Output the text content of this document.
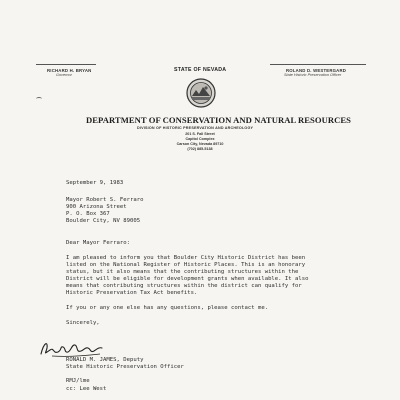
RICHARD H. BRYAN
Governor
STATE OF NEVADA	ROLAND D. WESTERGARD
State Historic Preservation Officer
DEPARTMENT OF CONSERVATION AND NATURAL RESOURCES
DIVISION OF HISTORIC PRESERVATION AND ARCHEOLOGY
201 S. Fall Street
Capitol Complex
Carson City, Nevada 89710
(702) 885-5138
September 9, 1983
Mayor Robert S. Ferraro
900 Arizona Street
P. O. Box 367
Boulder City, NV 89005
Dear Mayor Ferraro:
I am pleased to inform you that Boulder City Historic District has been
listed on the National Register of Historic Places. This is an honorary
status, but it also means that the contributing structures within the
District will be eligible for development grants when available. It also
means that contributing structures within the district can qualify for
Historic Preservation Tax Act benefits.
If you or any one else has any questions, please contact me.
Sincerely,
RONALD M. JAMES, Deputy
State Historic Preservation Officer
RMJ/lme
cc: Lee West
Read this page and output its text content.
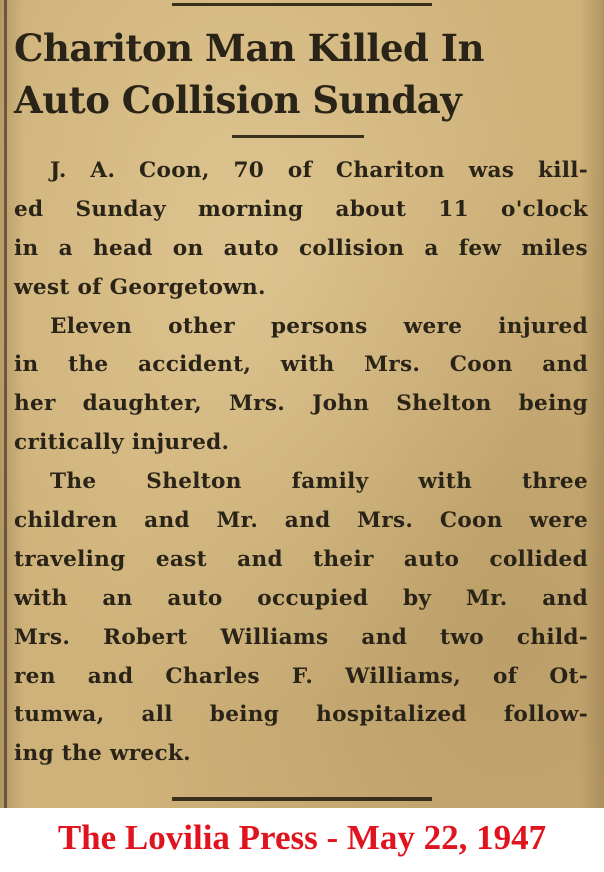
Chariton Man Killed In
Auto Collision Sunday
J. A. Coon, 70 of Chariton was kill-
ed Sunday morning about 11 o'clock
in a head on auto collision a few miles
west of Georgetown.
Eleven other persons were injured
in the accident, with Mrs. Coon and
her daughter, Mrs. John Shelton being
critically injured.
The Shelton family with three
children and Mr. and Mrs. Coon were
traveling east and their auto collided
with an auto occupied by Mr. and
Mrs. Robert Williams and two child-
ren and Charles F. Williams, of Ot-
tumwa, all being hospitalized follow-
ing the wreck.
The Lovilia Press - May 22, 1947
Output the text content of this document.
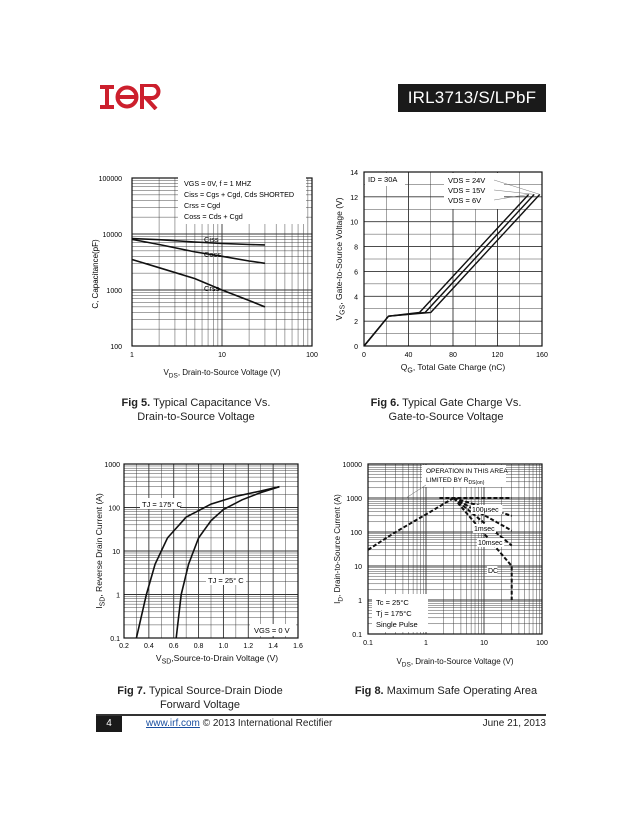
IRL3713/S/LPbF
100
1000
10000
100000
1	10	100
$V_{DS}$, Drain-to-Source Voltage (V)
C, Capacitance(pF)
VGS = 0V, f = 1 MHZ
Ciss = Cgs + Cgd, Cds SHORTED
Crss = Cgd
Coss = Cds + Cgd
Ciss
Coss
Crss
Fig 5. Typical Capacitance Vs.
Drain-to-Source Voltage
0
2
4
6
8
10
12
14
0	40	80	120	160
$Q_G$, Total Gate Charge (nC)
$V_{GS}$, Gate-to-Source Voltage (V)
ID = 30A	VDS = 24V
VDS = 15V
VDS = 6V
Fig 6. Typical Gate Charge Vs.
Gate-to-Source Voltage
0.1
1
10
100
1000
0.2 0.4 0.6 0.8 1.0 1.2 1.4 1.6
$V_{SD},Source-to$-Drain Voltage (V)
$I_{SD}$, Reverse Drain Current (A)	TJ = 175° C
TJ = 25° C
VGS = 0 V
Fig 7. Typical Source-Drain Diode
Forward Voltage
0.1
1
10
100
1000
10000
0.1	1	10	100
$V_{DS}$, Drain-to-Source Voltage (V)
$I_D$, Drain-to-Source Current (A)
OPERATION IN THIS AREA
LIMITED BY $R_{DS(on)}$
Tc = 25°C
Tj = 175°C
Single Pulse
100µsec
1msec
10msec
DC
Fig 8. Maximum Safe Operating Area
4	www.irf.com © 2013 International Rectifier	June 21, 2013
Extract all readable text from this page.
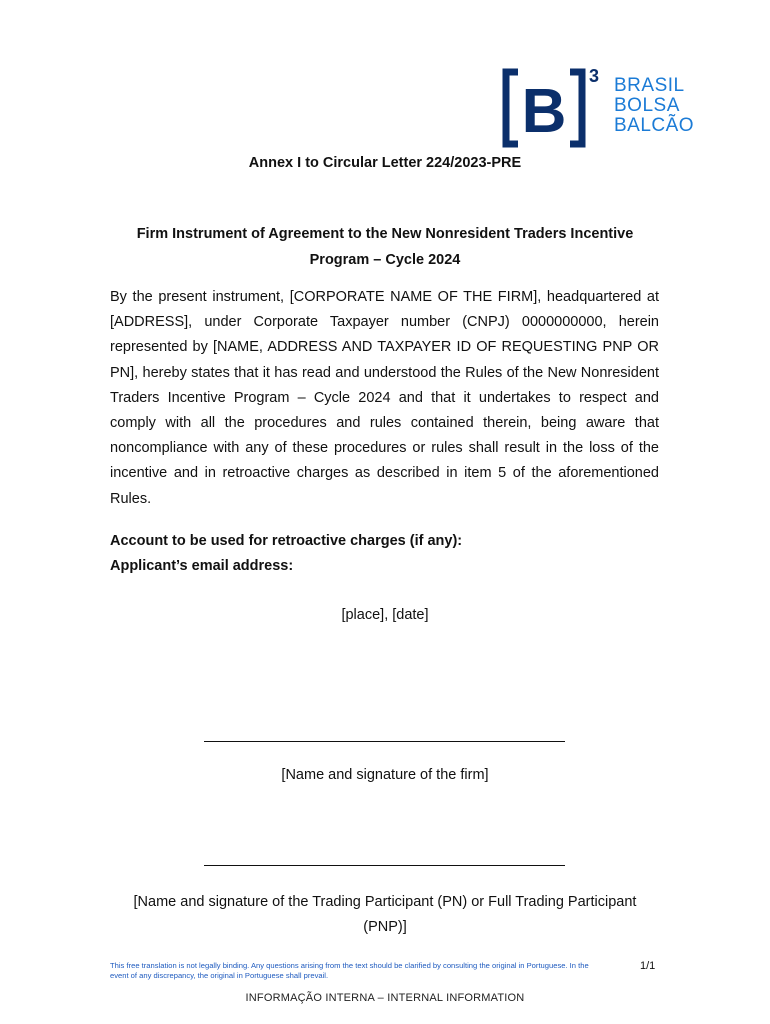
B
3 BRASIL
BOLSA
BALCÃO
Annex I to Circular Letter 224/2023-PRE
Firm Instrument of Agreement to the New Nonresident Traders Incentive Program – Cycle 2024
By the present instrument, [CORPORATE NAME OF THE FIRM], headquartered at [ADDRESS], under Corporate Taxpayer number (CNPJ) 0000000000, herein represented by [NAME, ADDRESS AND TAXPAYER ID OF REQUESTING PNP OR PN], hereby states that it has read and understood the Rules of the New Nonresident Traders Incentive Program – Cycle 2024 and that it undertakes to respect and comply with all the procedures and rules contained therein, being aware that noncompliance with any of these procedures or rules shall result in the loss of the incentive and in retroactive charges as described in item 5 of the aforementioned Rules.
Account to be used for retroactive charges (if any):
Applicant’s email address:
[place], [date]
[Name and signature of the firm]
[Name and signature of the Trading Participant (PN) or Full Trading Participant (PNP)]
This free translation is not legally binding. Any questions arising from the text should be clarified by consulting the original in Portuguese. In the event of any discrepancy, the original in Portuguese shall prevail.
1/1
INFORMAÇÃO INTERNA – INTERNAL INFORMATION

**What is required**
Count the lines in which the string "means" appears, then report only that figure.

**Correct output**
2